Exactly repeat the material, dropping every picture from the copy.

-- begin --

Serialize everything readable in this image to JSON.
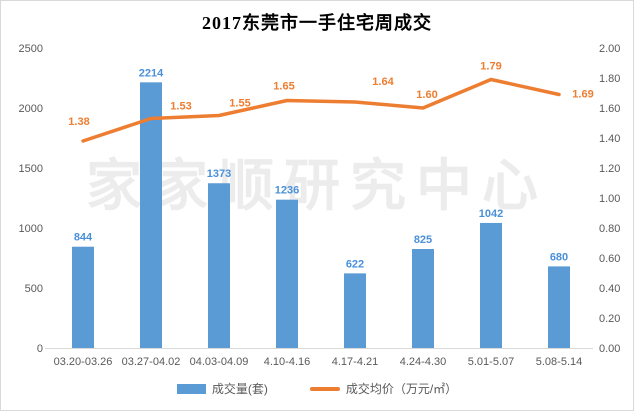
{
  "watermark": "家家顺研究中心",
  "colors": {
    "bar": "#5B9BD5",
    "bar_label": "#4A90D9",
    "line": "#ED7D31",
    "line_label": "#ED7D31",
    "axis_text": "#595959",
    "axis_line": "#D9D9D9"
  },
  "chart_data": {
    "type": "bar+line",
    "title": "2017东莞市一手住宅周成交",
    "categories": [
      "03.20-03.26",
      "03.27-04.02",
      "04.03-04.09",
      "4.10-4.16",
      "4.17-4.21",
      "4.24-4.30",
      "5.01-5.07",
      "5.08-5.14"
    ],
    "series": [
      {
        "name": "成交量(套)",
        "type": "bar",
        "axis": "left",
        "values": [
          844,
          2214,
          1373,
          1236,
          622,
          825,
          1042,
          680
        ],
        "labels": [
          "844",
          "2214",
          "1373",
          "1236",
          "622",
          "825",
          "1042",
          "680"
        ]
      },
      {
        "name": "成交均价（万元/㎡）",
        "type": "line",
        "axis": "right",
        "values": [
          1.38,
          1.53,
          1.55,
          1.65,
          1.64,
          1.6,
          1.79,
          1.69
        ],
        "labels": [
          "1.38",
          "1.53",
          "1.55",
          "1.65",
          "1.64",
          "1.60",
          "1.79",
          "1.69"
        ]
      }
    ],
    "left_axis": {
      "min": 0,
      "max": 2500,
      "step": 500,
      "ticks": [
        "0",
        "500",
        "1000",
        "1500",
        "2000",
        "2500"
      ]
    },
    "right_axis": {
      "min": 0,
      "max": 2.0,
      "step": 0.2,
      "ticks": [
        "0.00",
        "0.20",
        "0.40",
        "0.60",
        "0.80",
        "1.00",
        "1.20",
        "1.40",
        "1.60",
        "1.80",
        "2.00"
      ]
    },
    "grid": false,
    "legend_position": "bottom"
  }
}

-- end --

▸ **Response**
Serialize everything readable in this image to JSON.
{
  "watermark": "家家顺研究中心",
  "colors": {
    "bar": "#5B9BD5",
    "bar_label": "#4A90D9",
    "line": "#ED7D31",
    "line_label": "#ED7D31",
    "axis_text": "#595959",
    "axis_line": "#D9D9D9"
  },
  "chart_data": {
    "type": "bar+line",
    "title": "2017东莞市一手住宅周成交",
    "categories": [
      "03.20-03.26",
      "03.27-04.02",
      "04.03-04.09",
      "4.10-4.16",
      "4.17-4.21",
      "4.24-4.30",
      "5.01-5.07",
      "5.08-5.14"
    ],
    "series": [
      {
        "name": "成交量(套)",
        "type": "bar",
        "axis": "left",
        "values": [
          844,
          2214,
          1373,
          1236,
          622,
          825,
          1042,
          680
        ],
        "labels": [
          "844",
          "2214",
          "1373",
          "1236",
          "622",
          "825",
          "1042",
          "680"
        ]
      },
      {
        "name": "成交均价（万元/㎡）",
        "type": "line",
        "axis": "right",
        "values": [
          1.38,
          1.53,
          1.55,
          1.65,
          1.64,
          1.6,
          1.79,
          1.69
        ],
        "labels": [
          "1.38",
          "1.53",
          "1.55",
          "1.65",
          "1.64",
          "1.60",
          "1.79",
          "1.69"
        ]
      }
    ],
    "left_axis": {
      "min": 0,
      "max": 2500,
      "step": 500,
      "ticks": [
        "0",
        "500",
        "1000",
        "1500",
        "2000",
        "2500"
      ]
    },
    "right_axis": {
      "min": 0,
      "max": 2.0,
      "step": 0.2,
      "ticks": [
        "0.00",
        "0.20",
        "0.40",
        "0.60",
        "0.80",
        "1.00",
        "1.20",
        "1.40",
        "1.60",
        "1.80",
        "2.00"
      ]
    },
    "grid": false,
    "legend_position": "bottom"
  }
}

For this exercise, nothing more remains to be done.